* Record set *
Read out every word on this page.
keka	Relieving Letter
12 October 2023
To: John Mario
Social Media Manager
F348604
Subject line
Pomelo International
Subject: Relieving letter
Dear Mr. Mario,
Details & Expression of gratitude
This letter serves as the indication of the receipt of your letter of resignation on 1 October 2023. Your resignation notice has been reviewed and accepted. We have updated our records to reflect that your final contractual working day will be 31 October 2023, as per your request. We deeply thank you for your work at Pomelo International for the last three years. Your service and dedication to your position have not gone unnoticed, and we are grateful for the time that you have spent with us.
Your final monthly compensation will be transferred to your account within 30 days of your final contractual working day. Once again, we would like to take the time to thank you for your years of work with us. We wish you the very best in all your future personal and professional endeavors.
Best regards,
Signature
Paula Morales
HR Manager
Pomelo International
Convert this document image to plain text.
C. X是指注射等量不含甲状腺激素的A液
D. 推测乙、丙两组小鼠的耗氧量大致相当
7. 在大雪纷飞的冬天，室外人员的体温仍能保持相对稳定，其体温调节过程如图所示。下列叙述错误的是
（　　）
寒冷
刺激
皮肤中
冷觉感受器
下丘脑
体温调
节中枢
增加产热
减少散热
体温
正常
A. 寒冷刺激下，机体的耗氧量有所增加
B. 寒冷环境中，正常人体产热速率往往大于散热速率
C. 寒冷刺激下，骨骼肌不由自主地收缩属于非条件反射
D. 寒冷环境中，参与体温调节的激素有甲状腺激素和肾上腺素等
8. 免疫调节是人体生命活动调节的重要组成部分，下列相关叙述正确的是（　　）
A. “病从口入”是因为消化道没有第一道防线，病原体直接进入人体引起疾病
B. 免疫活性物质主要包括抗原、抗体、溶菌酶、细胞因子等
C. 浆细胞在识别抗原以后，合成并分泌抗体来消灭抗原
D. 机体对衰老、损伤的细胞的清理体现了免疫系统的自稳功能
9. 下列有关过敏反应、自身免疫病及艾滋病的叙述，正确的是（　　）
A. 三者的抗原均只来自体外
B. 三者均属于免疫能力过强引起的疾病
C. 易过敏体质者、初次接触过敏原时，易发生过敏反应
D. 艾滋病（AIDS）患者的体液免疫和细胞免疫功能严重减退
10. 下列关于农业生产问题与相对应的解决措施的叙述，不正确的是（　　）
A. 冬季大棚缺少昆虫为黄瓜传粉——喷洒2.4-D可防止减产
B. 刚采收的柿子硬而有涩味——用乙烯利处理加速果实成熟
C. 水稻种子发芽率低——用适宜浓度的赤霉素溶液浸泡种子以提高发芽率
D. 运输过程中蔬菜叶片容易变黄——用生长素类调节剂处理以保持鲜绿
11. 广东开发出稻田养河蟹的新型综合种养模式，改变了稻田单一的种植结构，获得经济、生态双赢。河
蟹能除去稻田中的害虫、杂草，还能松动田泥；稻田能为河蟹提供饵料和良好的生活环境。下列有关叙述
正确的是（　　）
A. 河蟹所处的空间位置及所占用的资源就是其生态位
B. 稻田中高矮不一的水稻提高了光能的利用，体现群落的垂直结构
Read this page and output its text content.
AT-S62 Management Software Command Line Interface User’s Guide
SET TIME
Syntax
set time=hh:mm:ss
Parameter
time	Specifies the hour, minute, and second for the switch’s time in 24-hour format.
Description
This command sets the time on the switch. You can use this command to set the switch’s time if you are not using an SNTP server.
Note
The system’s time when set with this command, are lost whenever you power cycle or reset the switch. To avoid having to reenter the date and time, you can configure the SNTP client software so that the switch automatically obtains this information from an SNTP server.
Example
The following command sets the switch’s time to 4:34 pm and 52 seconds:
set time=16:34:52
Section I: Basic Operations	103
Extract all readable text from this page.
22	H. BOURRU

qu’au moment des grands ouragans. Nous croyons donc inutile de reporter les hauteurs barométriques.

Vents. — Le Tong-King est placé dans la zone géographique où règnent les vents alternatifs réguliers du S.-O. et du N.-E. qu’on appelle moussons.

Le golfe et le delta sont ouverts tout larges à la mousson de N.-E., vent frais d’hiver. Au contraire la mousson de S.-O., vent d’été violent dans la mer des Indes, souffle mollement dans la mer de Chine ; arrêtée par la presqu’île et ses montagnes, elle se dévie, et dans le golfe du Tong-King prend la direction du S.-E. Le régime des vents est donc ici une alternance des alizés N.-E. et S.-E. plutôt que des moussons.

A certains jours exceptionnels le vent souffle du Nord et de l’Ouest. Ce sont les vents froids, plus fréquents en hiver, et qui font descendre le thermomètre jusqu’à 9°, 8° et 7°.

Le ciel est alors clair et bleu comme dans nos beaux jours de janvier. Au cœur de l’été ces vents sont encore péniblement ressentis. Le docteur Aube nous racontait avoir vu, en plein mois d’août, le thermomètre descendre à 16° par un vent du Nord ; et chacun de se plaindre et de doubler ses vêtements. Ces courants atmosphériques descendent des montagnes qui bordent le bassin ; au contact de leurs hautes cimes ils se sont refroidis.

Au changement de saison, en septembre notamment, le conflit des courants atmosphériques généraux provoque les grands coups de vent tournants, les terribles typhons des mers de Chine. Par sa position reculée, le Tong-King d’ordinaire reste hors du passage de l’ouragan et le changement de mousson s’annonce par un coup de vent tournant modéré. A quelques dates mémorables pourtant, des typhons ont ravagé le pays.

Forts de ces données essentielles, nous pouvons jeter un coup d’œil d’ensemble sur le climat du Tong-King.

* Directions for this task *
Take every line containing the word "vents" and copy it.

* Response below *
Vents. — Le Tong-King est placé dans la zone géographique où règnent les vents alternatifs réguliers du S.-O. et du N.-E. qu’on appelle moussons.
Le golfe et le delta sont ouverts tout larges à la mousson de N.-E., vent frais d’hiver. Au contraire la mousson de S.-O., vent d’été violent dans la mer des Indes, souffle mollement dans la mer de Chine ; arrêtée par la presqu’île et ses montagnes, elle se dévie, et dans le golfe du Tong-King prend la direction du S.-E. Le régime des vents est donc ici une alternance des alizés N.-E. et S.-E. plutôt que des moussons.
A certains jours exceptionnels le vent souffle du Nord et de l’Ouest. Ce sont les vents froids, plus fréquents en hiver, et qui font descendre le thermomètre jusqu’à 9°, 8° et 7°.
Le ciel est alors clair et bleu comme dans nos beaux jours de janvier. Au cœur de l’été ces vents sont encore péniblement ressentis. Le docteur Aube nous racontait avoir vu, en plein mois d’août, le thermomètre descendre à 16° par un vent du Nord ; et chacun de se plaindre et de doubler ses vêtements. Ces courants atmosphériques descendent des montagnes qui bordent le bassin ; au contact de leurs hautes cimes ils se sont refroidis.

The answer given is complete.